Find each line in the following listing that has the string "WANN", then state the count and nothing else.

Extracted material:
+ + +

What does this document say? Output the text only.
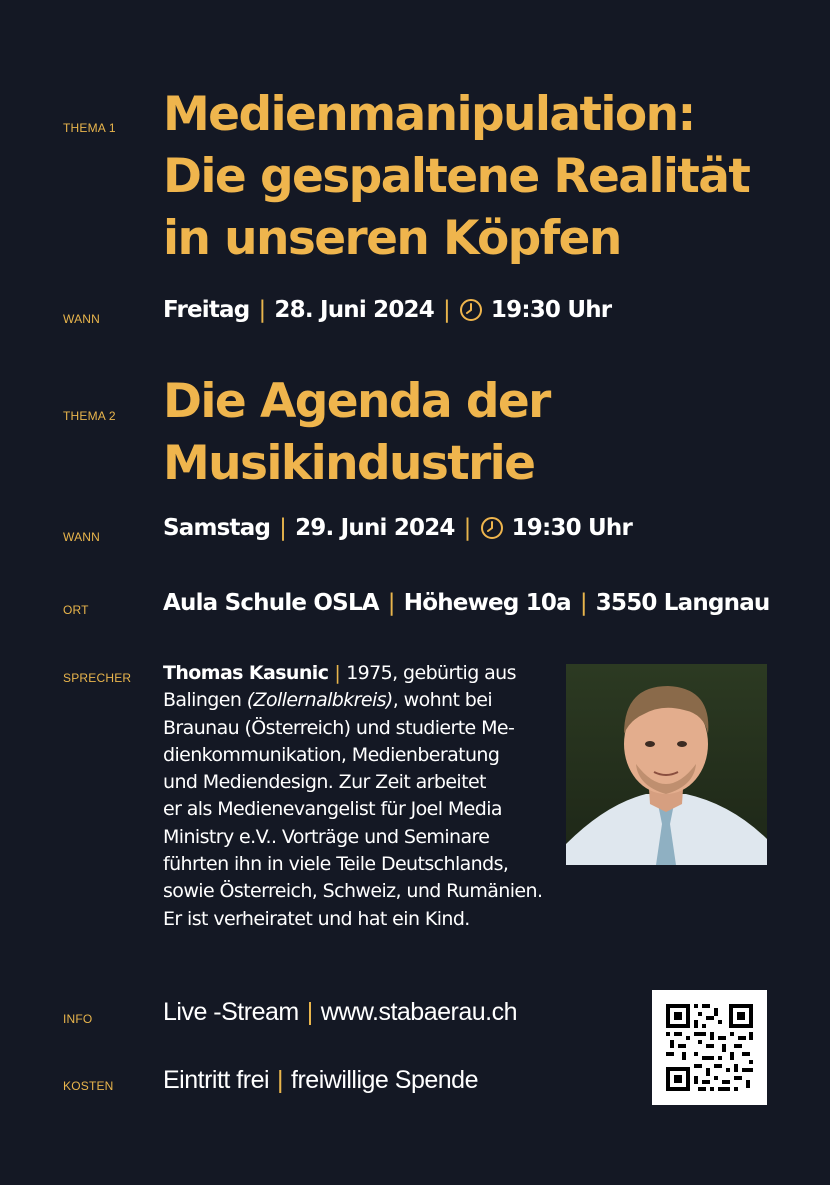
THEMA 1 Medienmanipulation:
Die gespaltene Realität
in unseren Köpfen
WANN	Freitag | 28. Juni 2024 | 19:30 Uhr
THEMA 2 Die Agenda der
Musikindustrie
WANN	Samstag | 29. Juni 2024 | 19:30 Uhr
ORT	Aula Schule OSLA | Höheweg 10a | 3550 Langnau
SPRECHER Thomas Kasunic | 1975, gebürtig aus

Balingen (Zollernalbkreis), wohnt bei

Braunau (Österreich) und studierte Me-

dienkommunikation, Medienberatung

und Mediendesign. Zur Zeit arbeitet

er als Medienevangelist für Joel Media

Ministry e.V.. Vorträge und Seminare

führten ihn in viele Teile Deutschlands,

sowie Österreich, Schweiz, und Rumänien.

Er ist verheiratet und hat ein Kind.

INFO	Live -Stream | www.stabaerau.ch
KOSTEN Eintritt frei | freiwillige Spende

+ + +

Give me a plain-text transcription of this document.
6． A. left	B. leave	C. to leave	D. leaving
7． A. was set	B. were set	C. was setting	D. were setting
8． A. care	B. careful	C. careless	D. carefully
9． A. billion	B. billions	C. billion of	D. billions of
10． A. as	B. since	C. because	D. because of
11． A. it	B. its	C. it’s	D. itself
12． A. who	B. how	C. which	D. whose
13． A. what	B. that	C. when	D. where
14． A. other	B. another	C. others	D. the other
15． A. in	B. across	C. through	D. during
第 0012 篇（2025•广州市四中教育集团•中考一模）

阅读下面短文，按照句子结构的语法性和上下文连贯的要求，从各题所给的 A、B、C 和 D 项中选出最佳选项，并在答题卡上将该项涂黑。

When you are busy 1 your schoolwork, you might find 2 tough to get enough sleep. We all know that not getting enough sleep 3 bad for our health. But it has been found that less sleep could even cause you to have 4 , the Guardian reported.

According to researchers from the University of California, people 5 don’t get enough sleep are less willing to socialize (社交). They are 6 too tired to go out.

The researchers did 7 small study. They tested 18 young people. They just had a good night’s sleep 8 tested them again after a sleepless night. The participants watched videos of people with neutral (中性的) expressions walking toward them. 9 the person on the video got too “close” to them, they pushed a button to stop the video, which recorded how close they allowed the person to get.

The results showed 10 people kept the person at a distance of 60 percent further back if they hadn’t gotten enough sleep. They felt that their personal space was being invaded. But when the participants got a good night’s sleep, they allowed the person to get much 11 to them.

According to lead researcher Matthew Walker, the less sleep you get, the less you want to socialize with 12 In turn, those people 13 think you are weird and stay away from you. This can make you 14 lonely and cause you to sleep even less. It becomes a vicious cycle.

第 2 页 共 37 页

+ + +

Exercise solution: 2